Would you reproduce every one of the lines below character for character, leaving the pictures out of your copy?
============================================================
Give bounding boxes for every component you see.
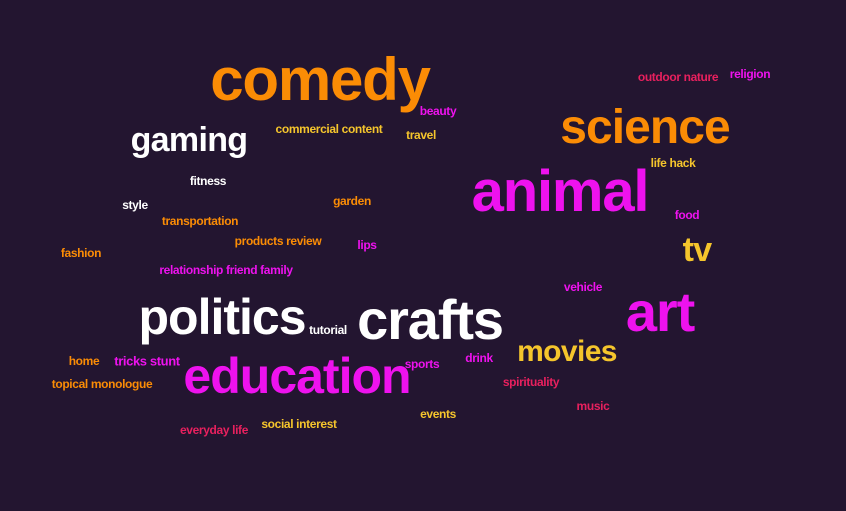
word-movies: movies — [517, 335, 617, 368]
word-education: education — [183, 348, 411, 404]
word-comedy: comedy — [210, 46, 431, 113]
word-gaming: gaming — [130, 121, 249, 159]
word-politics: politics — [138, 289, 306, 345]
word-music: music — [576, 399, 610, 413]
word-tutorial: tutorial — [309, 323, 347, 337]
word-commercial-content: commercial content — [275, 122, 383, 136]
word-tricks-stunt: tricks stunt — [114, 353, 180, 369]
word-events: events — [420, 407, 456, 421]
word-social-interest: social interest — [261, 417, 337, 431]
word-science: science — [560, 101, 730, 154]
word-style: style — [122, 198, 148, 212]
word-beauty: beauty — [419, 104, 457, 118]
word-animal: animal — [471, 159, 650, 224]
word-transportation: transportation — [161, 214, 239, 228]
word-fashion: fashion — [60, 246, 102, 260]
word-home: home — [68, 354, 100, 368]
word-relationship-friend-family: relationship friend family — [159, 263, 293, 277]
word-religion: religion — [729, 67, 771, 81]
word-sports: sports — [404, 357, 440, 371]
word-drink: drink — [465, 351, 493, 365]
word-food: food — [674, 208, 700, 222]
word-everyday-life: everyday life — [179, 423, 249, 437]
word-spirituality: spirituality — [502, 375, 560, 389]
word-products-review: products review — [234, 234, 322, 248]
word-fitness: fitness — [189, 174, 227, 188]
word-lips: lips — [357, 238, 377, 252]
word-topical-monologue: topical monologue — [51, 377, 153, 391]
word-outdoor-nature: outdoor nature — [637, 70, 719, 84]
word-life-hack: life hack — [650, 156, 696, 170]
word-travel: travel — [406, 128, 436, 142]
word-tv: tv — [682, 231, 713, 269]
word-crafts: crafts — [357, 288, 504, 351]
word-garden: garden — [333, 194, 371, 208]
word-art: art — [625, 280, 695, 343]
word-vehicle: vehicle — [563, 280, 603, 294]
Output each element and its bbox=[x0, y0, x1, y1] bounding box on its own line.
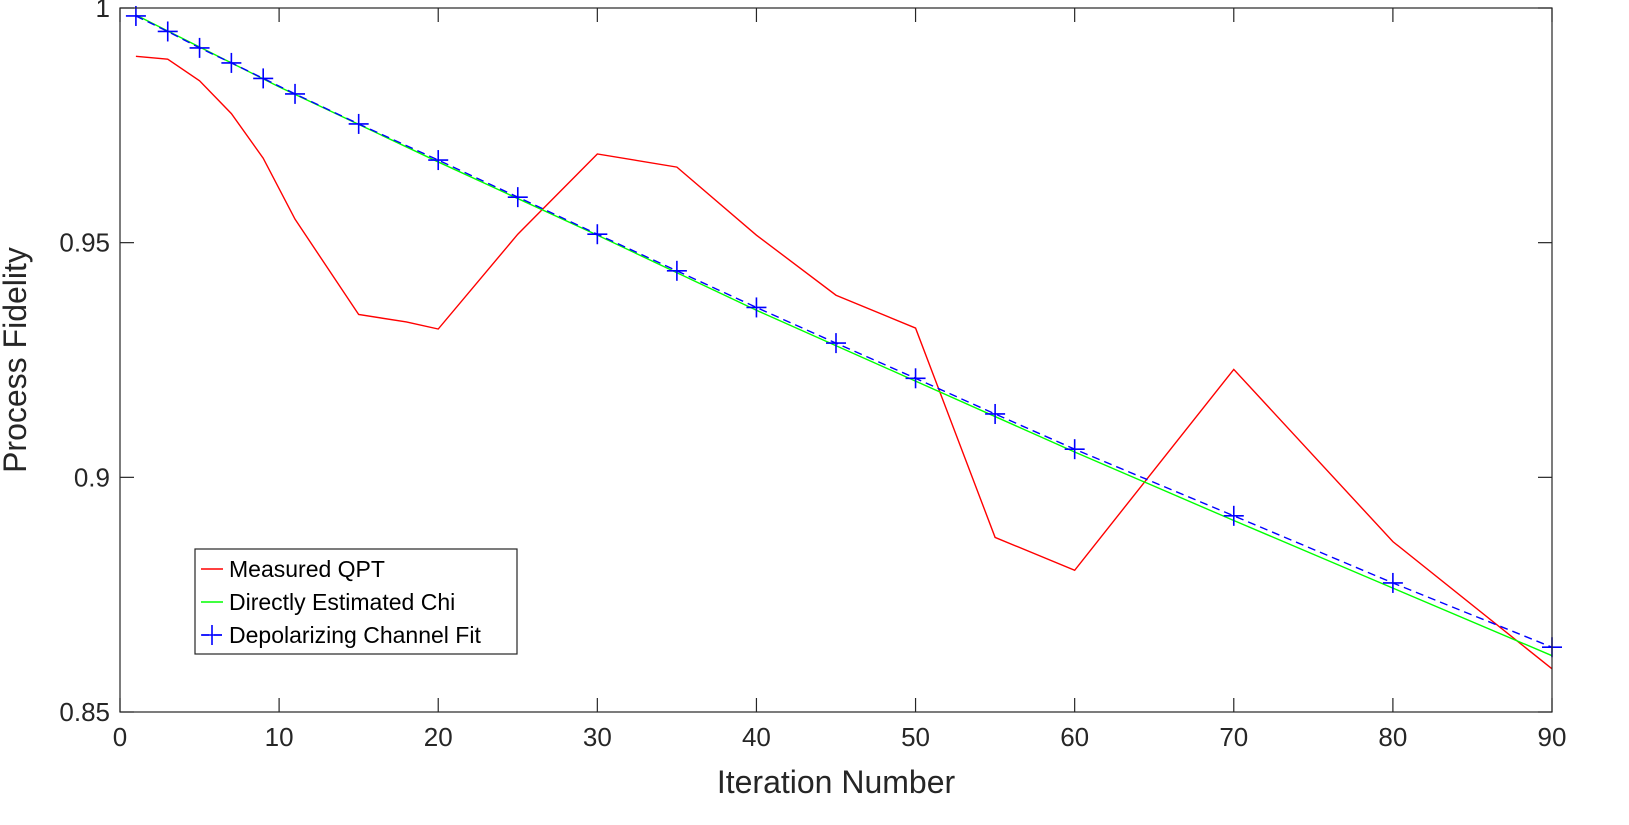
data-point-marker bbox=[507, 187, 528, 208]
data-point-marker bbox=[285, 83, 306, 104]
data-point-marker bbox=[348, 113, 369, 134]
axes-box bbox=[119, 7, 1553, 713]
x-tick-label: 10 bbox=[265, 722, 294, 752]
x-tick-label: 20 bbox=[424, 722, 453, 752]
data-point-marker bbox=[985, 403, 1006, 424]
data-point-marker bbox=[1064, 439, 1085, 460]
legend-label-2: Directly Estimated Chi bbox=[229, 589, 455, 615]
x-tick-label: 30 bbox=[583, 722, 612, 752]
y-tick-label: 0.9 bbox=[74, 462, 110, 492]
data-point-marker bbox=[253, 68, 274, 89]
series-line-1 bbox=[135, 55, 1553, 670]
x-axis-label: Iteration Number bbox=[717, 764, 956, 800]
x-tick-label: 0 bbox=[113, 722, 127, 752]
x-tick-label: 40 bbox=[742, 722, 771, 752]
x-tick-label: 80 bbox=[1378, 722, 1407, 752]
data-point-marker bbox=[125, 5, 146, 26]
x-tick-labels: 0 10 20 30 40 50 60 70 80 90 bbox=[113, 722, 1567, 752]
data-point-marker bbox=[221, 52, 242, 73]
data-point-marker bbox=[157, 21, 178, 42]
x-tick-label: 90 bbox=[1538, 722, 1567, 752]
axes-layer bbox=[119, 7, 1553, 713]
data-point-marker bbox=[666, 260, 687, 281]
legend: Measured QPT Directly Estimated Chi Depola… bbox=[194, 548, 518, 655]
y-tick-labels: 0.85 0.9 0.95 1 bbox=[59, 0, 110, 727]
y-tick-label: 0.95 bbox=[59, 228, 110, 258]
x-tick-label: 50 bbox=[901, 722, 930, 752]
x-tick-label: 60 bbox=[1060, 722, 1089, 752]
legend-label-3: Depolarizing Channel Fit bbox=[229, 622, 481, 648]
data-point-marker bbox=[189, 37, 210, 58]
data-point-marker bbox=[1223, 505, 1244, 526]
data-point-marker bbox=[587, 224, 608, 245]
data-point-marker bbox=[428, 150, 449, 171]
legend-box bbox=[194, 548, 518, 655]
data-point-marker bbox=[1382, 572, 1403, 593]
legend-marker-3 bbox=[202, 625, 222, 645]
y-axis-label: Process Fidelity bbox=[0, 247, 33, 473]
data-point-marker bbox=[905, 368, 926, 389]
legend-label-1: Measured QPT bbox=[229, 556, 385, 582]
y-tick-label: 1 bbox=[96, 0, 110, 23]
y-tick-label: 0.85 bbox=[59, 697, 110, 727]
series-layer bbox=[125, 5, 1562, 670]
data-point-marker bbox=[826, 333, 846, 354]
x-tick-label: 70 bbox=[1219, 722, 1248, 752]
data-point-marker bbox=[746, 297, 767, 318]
============================================================
The completed task |
Give bounding boxes for every component you see.
word-movies: movies — [517, 335, 617, 368]
word-education: education — [183, 348, 411, 404]
word-comedy: comedy — [210, 46, 431, 113]
word-gaming: gaming — [130, 121, 249, 159]
word-politics: politics — [138, 289, 306, 345]
word-music: music — [576, 399, 610, 413]
word-tutorial: tutorial — [309, 323, 347, 337]
word-commercial-content: commercial content — [275, 122, 383, 136]
word-tricks-stunt: tricks stunt — [114, 353, 180, 369]
word-events: events — [420, 407, 456, 421]
word-social-interest: social interest — [261, 417, 337, 431]
word-science: science — [560, 101, 730, 154]
word-style: style — [122, 198, 148, 212]
word-beauty: beauty — [419, 104, 457, 118]
word-animal: animal — [471, 159, 650, 224]
word-transportation: transportation — [161, 214, 239, 228]
word-fashion: fashion — [60, 246, 102, 260]
word-home: home — [68, 354, 100, 368]
word-relationship-friend-family: relationship friend family — [159, 263, 293, 277]
word-religion: religion — [729, 67, 771, 81]
word-sports: sports — [404, 357, 440, 371]
word-drink: drink — [465, 351, 493, 365]
word-food: food — [674, 208, 700, 222]
word-everyday-life: everyday life — [179, 423, 249, 437]
word-spirituality: spirituality — [502, 375, 560, 389]
word-products-review: products review — [234, 234, 322, 248]
word-fitness: fitness — [189, 174, 227, 188]
word-lips: lips — [357, 238, 377, 252]
word-topical-monologue: topical monologue — [51, 377, 153, 391]
word-outdoor-nature: outdoor nature — [637, 70, 719, 84]
word-life-hack: life hack — [650, 156, 696, 170]
word-travel: travel — [406, 128, 436, 142]
word-tv: tv — [682, 231, 713, 269]
word-crafts: crafts — [357, 288, 504, 351]
word-garden: garden — [333, 194, 371, 208]
word-art: art — [625, 280, 695, 343]
word-vehicle: vehicle — [563, 280, 603, 294]
Output each element and its bbox=[x0, y0, x1, y1] bounding box on its own line.
data-point-marker bbox=[507, 187, 528, 208]
data-point-marker bbox=[285, 83, 306, 104]
data-point-marker bbox=[348, 113, 369, 134]
axes-box bbox=[119, 7, 1553, 713]
x-tick-label: 10 bbox=[265, 722, 294, 752]
x-tick-label: 20 bbox=[424, 722, 453, 752]
data-point-marker bbox=[985, 403, 1006, 424]
data-point-marker bbox=[1064, 439, 1085, 460]
legend-label-2: Directly Estimated Chi bbox=[229, 589, 455, 615]
x-tick-label: 30 bbox=[583, 722, 612, 752]
y-tick-label: 0.9 bbox=[74, 462, 110, 492]
data-point-marker bbox=[253, 68, 274, 89]
series-line-1 bbox=[135, 55, 1553, 670]
x-axis-label: Iteration Number bbox=[717, 764, 956, 800]
x-tick-label: 0 bbox=[113, 722, 127, 752]
x-tick-label: 40 bbox=[742, 722, 771, 752]
x-tick-label: 80 bbox=[1378, 722, 1407, 752]
data-point-marker bbox=[125, 5, 146, 26]
x-tick-labels: 0 10 20 30 40 50 60 70 80 90 bbox=[113, 722, 1567, 752]
data-point-marker bbox=[221, 52, 242, 73]
data-point-marker bbox=[157, 21, 178, 42]
x-tick-label: 90 bbox=[1538, 722, 1567, 752]
axes-layer bbox=[119, 7, 1553, 713]
data-point-marker bbox=[666, 260, 687, 281]
legend: Measured QPT Directly Estimated Chi Depola… bbox=[194, 548, 518, 655]
y-tick-labels: 0.85 0.9 0.95 1 bbox=[59, 0, 110, 727]
y-tick-label: 0.95 bbox=[59, 228, 110, 258]
x-tick-label: 50 bbox=[901, 722, 930, 752]
x-tick-label: 60 bbox=[1060, 722, 1089, 752]
legend-label-3: Depolarizing Channel Fit bbox=[229, 622, 481, 648]
data-point-marker bbox=[189, 37, 210, 58]
data-point-marker bbox=[1223, 505, 1244, 526]
data-point-marker bbox=[587, 224, 608, 245]
data-point-marker bbox=[428, 150, 449, 171]
legend-box bbox=[194, 548, 518, 655]
data-point-marker bbox=[1382, 572, 1403, 593]
legend-marker-3 bbox=[202, 625, 222, 645]
y-axis-label: Process Fidelity bbox=[0, 247, 33, 473]
data-point-marker bbox=[905, 368, 926, 389]
legend-label-1: Measured QPT bbox=[229, 556, 385, 582]
y-tick-label: 1 bbox=[96, 0, 110, 23]
y-tick-label: 0.85 bbox=[59, 697, 110, 727]
series-layer bbox=[125, 5, 1562, 670]
data-point-marker bbox=[826, 333, 846, 354]
x-tick-label: 70 bbox=[1219, 722, 1248, 752]
data-point-marker bbox=[746, 297, 767, 318]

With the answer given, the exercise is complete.